#### INSTRUCTIONS TO FOLLOW:
Return every line of the material exactly.

#### PROVIDED ENTRIES:

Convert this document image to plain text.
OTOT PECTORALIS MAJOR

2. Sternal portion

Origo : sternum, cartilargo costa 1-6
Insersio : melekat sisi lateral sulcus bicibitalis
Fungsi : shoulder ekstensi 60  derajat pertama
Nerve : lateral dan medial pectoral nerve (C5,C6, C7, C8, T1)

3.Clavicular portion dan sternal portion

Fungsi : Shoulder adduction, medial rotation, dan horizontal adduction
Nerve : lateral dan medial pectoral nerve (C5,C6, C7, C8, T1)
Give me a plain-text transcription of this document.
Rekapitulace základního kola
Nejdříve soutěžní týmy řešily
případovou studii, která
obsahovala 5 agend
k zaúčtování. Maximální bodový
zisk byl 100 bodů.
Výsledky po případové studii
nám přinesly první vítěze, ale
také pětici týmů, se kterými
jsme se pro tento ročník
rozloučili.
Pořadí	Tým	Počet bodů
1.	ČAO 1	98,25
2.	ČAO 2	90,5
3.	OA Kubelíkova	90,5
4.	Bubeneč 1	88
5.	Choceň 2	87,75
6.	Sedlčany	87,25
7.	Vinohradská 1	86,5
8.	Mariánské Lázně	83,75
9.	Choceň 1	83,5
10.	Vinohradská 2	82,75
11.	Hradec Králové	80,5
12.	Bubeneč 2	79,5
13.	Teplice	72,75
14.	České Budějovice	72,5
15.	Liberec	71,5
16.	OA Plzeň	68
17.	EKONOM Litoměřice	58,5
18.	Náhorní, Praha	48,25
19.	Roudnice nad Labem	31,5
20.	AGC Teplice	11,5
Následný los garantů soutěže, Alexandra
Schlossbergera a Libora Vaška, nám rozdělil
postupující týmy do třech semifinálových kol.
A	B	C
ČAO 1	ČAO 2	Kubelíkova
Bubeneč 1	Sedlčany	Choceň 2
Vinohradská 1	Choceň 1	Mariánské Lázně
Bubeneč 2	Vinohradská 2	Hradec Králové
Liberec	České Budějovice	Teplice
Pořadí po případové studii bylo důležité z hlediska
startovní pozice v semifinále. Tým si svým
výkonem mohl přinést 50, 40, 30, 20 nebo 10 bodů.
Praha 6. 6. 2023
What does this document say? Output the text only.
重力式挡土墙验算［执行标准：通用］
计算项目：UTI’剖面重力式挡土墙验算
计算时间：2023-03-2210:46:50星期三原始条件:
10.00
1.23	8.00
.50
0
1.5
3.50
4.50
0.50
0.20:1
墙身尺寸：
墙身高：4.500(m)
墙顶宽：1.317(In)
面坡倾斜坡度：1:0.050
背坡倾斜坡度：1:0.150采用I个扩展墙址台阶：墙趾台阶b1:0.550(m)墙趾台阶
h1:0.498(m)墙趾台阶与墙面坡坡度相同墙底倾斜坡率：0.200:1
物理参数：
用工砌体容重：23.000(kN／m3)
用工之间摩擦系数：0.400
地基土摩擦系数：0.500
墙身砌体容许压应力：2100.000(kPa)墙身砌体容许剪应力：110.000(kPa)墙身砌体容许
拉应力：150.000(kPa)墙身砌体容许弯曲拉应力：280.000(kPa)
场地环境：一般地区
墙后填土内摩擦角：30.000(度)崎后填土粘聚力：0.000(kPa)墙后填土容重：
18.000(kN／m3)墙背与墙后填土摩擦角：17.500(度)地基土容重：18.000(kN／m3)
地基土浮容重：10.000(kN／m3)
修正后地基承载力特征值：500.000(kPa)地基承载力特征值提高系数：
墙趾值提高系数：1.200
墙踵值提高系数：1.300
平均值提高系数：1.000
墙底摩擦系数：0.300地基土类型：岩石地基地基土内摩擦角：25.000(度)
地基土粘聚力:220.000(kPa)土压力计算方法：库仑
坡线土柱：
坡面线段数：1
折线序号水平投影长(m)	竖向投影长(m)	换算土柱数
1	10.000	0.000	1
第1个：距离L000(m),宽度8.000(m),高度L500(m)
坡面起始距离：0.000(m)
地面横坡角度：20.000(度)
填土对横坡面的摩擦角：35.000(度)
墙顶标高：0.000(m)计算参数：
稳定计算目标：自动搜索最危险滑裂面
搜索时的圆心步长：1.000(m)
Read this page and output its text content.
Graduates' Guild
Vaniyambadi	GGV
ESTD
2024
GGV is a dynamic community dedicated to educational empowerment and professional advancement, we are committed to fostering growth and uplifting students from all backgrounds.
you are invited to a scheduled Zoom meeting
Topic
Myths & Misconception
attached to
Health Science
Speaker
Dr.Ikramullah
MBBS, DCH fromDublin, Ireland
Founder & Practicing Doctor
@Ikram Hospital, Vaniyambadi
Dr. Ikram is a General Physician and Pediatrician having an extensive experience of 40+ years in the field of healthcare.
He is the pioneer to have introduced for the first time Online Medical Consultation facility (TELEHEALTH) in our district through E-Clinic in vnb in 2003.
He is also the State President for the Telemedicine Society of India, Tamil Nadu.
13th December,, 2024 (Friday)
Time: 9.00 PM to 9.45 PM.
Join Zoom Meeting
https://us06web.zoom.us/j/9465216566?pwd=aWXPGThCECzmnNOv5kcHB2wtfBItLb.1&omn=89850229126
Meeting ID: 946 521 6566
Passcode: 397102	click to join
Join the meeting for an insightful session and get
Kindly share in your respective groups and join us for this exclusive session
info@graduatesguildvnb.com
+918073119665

#### RESPONSE TO THE TASK:
Convert this document image to plain text.
OTOT PECTORALIS MAJOR

2. Sternal portion

Origo : sternum, cartilargo costa 1-6
Insersio : melekat sisi lateral sulcus bicibitalis
Fungsi : shoulder ekstensi 60  derajat pertama
Nerve : lateral dan medial pectoral nerve (C5,C6, C7, C8, T1)

3.Clavicular portion dan sternal portion

Fungsi : Shoulder adduction, medial rotation, dan horizontal adduction
Nerve : lateral dan medial pectoral nerve (C5,C6, C7, C8, T1)
Give me a plain-text transcription of this document.
Rekapitulace základního kola
Nejdříve soutěžní týmy řešily
případovou studii, která
obsahovala 5 agend
k zaúčtování. Maximální bodový
zisk byl 100 bodů.
Výsledky po případové studii
nám přinesly první vítěze, ale
také pětici týmů, se kterými
jsme se pro tento ročník
rozloučili.
Pořadí	Tým	Počet bodů
1.	ČAO 1	98,25
2.	ČAO 2	90,5
3.	OA Kubelíkova	90,5
4.	Bubeneč 1	88
5.	Choceň 2	87,75
6.	Sedlčany	87,25
7.	Vinohradská 1	86,5
8.	Mariánské Lázně	83,75
9.	Choceň 1	83,5
10.	Vinohradská 2	82,75
11.	Hradec Králové	80,5
12.	Bubeneč 2	79,5
13.	Teplice	72,75
14.	České Budějovice	72,5
15.	Liberec	71,5
16.	OA Plzeň	68
17.	EKONOM Litoměřice	58,5
18.	Náhorní, Praha	48,25
19.	Roudnice nad Labem	31,5
20.	AGC Teplice	11,5
Následný los garantů soutěže, Alexandra
Schlossbergera a Libora Vaška, nám rozdělil
postupující týmy do třech semifinálových kol.
A	B	C
ČAO 1	ČAO 2	Kubelíkova
Bubeneč 1	Sedlčany	Choceň 2
Vinohradská 1	Choceň 1	Mariánské Lázně
Bubeneč 2	Vinohradská 2	Hradec Králové
Liberec	České Budějovice	Teplice
Pořadí po případové studii bylo důležité z hlediska
startovní pozice v semifinále. Tým si svým
výkonem mohl přinést 50, 40, 30, 20 nebo 10 bodů.
Praha 6. 6. 2023
What does this document say? Output the text only.
重力式挡土墙验算［执行标准：通用］
计算项目：UTI’剖面重力式挡土墙验算
计算时间：2023-03-2210:46:50星期三原始条件:
10.00
1.23	8.00
.50
0
1.5
3.50
4.50
0.50
0.20:1
墙身尺寸：
墙身高：4.500(m)
墙顶宽：1.317(In)
面坡倾斜坡度：1:0.050
背坡倾斜坡度：1:0.150采用I个扩展墙址台阶：墙趾台阶b1:0.550(m)墙趾台阶
h1:0.498(m)墙趾台阶与墙面坡坡度相同墙底倾斜坡率：0.200:1
物理参数：
用工砌体容重：23.000(kN／m3)
用工之间摩擦系数：0.400
地基土摩擦系数：0.500
墙身砌体容许压应力：2100.000(kPa)墙身砌体容许剪应力：110.000(kPa)墙身砌体容许
拉应力：150.000(kPa)墙身砌体容许弯曲拉应力：280.000(kPa)
场地环境：一般地区
墙后填土内摩擦角：30.000(度)崎后填土粘聚力：0.000(kPa)墙后填土容重：
18.000(kN／m3)墙背与墙后填土摩擦角：17.500(度)地基土容重：18.000(kN／m3)
地基土浮容重：10.000(kN／m3)
修正后地基承载力特征值：500.000(kPa)地基承载力特征值提高系数：
墙趾值提高系数：1.200
墙踵值提高系数：1.300
平均值提高系数：1.000
墙底摩擦系数：0.300地基土类型：岩石地基地基土内摩擦角：25.000(度)
地基土粘聚力:220.000(kPa)土压力计算方法：库仑
坡线土柱：
坡面线段数：1
折线序号水平投影长(m)	竖向投影长(m)	换算土柱数
1	10.000	0.000	1
第1个：距离L000(m),宽度8.000(m),高度L500(m)
坡面起始距离：0.000(m)
地面横坡角度：20.000(度)
填土对横坡面的摩擦角：35.000(度)
墙顶标高：0.000(m)计算参数：
稳定计算目标：自动搜索最危险滑裂面
搜索时的圆心步长：1.000(m)
Read this page and output its text content.
Graduates' Guild
Vaniyambadi	GGV
ESTD
2024
GGV is a dynamic community dedicated to educational empowerment and professional advancement, we are committed to fostering growth and uplifting students from all backgrounds.
you are invited to a scheduled Zoom meeting
Topic
Myths & Misconception
attached to
Health Science
Speaker
Dr.Ikramullah
MBBS, DCH fromDublin, Ireland
Founder & Practicing Doctor
@Ikram Hospital, Vaniyambadi
Dr. Ikram is a General Physician and Pediatrician having an extensive experience of 40+ years in the field of healthcare.
He is the pioneer to have introduced for the first time Online Medical Consultation facility (TELEHEALTH) in our district through E-Clinic in vnb in 2003.
He is also the State President for the Telemedicine Society of India, Tamil Nadu.
13th December,, 2024 (Friday)
Time: 9.00 PM to 9.45 PM.
Join Zoom Meeting
https://us06web.zoom.us/j/9465216566?pwd=aWXPGThCECzmnNOv5kcHB2wtfBItLb.1&omn=89850229126
Meeting ID: 946 521 6566
Passcode: 397102	click to join
Join the meeting for an insightful session and get
Kindly share in your respective groups and join us for this exclusive session
info@graduatesguildvnb.com
+918073119665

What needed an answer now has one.